* [What to work on] Identify the lines that include the word "text", then copy all of them.

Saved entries
——

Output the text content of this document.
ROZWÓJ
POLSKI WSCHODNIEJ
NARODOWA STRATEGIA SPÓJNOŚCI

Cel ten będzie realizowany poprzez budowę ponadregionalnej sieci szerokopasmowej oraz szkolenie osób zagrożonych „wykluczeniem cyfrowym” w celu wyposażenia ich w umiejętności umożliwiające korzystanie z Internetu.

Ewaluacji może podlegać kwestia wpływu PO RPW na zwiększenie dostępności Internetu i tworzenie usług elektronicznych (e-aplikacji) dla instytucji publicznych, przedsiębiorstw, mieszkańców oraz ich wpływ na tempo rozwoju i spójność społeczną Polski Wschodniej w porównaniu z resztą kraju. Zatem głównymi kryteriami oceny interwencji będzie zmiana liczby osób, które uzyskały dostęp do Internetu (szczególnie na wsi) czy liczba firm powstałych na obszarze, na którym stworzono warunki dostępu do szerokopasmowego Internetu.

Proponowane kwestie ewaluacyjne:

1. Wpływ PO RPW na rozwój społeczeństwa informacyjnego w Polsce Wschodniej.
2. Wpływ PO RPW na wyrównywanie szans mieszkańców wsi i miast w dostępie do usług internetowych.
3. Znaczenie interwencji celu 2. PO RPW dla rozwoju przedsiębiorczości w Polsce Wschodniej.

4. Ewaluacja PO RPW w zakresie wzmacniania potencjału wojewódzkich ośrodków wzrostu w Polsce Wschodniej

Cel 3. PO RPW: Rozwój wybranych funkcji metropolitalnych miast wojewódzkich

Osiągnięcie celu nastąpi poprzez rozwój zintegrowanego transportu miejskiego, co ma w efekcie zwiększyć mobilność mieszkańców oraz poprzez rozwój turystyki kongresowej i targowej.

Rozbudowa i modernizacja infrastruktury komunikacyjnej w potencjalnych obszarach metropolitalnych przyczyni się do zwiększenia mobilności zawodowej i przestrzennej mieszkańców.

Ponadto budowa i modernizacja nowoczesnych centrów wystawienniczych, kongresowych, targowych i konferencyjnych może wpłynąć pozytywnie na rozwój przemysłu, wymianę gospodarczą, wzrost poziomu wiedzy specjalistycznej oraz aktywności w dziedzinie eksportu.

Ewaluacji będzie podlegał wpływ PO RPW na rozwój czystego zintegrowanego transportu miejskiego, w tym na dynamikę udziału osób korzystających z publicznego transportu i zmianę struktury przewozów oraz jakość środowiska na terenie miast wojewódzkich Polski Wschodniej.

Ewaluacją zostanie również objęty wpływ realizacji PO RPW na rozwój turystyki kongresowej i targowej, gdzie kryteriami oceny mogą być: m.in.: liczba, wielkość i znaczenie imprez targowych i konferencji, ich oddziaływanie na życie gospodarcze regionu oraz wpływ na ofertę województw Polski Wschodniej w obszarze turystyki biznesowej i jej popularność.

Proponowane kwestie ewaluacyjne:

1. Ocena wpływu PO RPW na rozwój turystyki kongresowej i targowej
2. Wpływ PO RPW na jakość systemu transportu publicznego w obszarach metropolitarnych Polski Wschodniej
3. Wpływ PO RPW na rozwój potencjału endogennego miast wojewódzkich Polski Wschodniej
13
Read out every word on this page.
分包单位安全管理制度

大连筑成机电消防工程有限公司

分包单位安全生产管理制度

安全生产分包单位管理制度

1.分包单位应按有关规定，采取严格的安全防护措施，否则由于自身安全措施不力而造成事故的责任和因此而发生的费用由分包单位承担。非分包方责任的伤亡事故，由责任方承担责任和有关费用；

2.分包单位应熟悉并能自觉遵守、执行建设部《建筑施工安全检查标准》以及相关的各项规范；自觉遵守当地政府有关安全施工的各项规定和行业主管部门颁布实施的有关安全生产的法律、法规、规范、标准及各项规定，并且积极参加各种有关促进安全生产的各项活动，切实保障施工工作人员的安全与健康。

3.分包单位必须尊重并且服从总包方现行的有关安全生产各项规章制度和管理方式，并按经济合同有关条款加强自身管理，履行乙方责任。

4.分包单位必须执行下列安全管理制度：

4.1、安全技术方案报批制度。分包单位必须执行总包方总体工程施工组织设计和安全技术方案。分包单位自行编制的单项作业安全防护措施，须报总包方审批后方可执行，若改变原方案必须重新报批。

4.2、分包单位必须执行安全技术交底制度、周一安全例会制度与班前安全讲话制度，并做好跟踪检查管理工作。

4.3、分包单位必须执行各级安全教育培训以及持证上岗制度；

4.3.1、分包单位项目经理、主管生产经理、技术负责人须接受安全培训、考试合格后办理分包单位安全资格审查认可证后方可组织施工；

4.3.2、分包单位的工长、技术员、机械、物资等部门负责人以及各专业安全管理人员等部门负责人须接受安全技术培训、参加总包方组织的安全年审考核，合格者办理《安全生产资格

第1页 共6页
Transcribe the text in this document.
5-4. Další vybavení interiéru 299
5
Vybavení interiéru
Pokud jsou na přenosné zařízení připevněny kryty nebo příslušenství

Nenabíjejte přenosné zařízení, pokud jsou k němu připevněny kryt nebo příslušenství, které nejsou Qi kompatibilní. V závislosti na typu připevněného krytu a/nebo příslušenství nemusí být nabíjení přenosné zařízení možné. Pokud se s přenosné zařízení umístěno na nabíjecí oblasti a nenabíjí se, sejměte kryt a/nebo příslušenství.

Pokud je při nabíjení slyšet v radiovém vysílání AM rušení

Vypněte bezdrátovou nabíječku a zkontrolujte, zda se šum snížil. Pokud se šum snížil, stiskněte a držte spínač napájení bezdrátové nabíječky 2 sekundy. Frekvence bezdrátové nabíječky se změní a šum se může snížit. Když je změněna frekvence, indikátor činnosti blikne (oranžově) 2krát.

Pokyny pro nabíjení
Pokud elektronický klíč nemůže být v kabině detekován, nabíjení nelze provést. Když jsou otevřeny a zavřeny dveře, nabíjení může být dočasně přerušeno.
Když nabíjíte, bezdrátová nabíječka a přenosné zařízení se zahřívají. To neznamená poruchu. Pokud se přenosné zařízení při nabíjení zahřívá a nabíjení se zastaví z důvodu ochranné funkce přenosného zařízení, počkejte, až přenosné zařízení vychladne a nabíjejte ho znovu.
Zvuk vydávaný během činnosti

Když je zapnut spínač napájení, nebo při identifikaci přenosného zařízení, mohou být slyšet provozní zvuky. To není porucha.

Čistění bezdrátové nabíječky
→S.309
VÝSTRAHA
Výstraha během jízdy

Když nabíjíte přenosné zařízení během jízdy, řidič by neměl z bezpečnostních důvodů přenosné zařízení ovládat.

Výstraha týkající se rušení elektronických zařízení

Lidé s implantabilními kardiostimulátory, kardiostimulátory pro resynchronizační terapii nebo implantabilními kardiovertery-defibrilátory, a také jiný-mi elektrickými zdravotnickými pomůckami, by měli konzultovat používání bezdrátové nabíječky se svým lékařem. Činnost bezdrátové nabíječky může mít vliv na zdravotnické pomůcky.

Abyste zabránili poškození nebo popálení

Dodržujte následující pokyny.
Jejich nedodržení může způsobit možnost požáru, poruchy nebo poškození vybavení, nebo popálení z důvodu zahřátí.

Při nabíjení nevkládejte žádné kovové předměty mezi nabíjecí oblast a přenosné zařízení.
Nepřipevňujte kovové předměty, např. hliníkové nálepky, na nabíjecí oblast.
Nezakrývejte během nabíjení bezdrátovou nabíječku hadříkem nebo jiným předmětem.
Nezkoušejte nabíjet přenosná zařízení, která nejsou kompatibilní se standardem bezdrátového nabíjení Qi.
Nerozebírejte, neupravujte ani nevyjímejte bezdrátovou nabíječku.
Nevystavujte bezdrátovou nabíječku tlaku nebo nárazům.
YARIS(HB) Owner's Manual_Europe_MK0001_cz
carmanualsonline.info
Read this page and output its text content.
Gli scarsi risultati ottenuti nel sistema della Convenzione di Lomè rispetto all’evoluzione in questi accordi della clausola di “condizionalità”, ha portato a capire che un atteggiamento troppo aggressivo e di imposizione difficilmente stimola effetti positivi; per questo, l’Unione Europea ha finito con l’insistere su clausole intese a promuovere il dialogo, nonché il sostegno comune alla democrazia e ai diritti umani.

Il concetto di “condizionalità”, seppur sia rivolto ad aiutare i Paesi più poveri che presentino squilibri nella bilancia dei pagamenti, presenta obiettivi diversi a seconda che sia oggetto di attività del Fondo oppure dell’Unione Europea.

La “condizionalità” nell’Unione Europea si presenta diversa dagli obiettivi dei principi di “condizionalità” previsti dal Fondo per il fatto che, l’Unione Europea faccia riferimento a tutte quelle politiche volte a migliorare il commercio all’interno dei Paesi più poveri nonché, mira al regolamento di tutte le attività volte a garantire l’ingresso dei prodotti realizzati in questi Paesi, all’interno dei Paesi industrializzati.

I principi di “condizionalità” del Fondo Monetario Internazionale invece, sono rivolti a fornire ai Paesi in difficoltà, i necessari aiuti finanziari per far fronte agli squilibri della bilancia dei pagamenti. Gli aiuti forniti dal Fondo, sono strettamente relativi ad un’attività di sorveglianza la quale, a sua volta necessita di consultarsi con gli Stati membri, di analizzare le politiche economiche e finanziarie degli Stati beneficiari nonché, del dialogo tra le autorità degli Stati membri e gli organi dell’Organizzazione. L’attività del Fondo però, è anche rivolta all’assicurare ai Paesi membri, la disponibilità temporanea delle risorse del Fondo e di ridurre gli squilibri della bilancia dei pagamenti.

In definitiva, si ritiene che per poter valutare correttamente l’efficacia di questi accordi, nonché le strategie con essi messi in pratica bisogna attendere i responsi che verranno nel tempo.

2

——

* [Expected answer]
Output the text content of this document.
Transcribe the text in this document.
Read this page and output its text content.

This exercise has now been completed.